→ What the task requires
Print the whole listing exactly.

→ Extracted entries
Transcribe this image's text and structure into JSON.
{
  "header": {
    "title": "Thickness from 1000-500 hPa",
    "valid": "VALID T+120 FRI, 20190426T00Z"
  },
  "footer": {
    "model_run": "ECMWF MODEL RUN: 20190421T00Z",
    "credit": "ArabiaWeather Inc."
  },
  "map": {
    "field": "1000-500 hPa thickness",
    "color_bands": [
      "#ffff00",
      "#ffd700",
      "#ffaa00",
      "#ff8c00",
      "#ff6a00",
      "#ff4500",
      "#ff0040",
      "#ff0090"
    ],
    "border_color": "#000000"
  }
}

→ Result
Transcribe this image's text and structure into JSON.
{
  "header": {
    "title": "Thickness from 1000-500 hPa",
    "valid": "VALID T+120 FRI, 20190426T00Z"
  },
  "footer": {
    "model_run": "ECMWF MODEL RUN: 20190421T00Z",
    "credit": "ArabiaWeather Inc."
  },
  "map": {
    "field": "1000-500 hPa thickness",
    "color_bands": [
      "#ffff00",
      "#ffd700",
      "#ffaa00",
      "#ff8c00",
      "#ff6a00",
      "#ff4500",
      "#ff0040",
      "#ff0090"
    ],
    "border_color": "#000000"
  }
}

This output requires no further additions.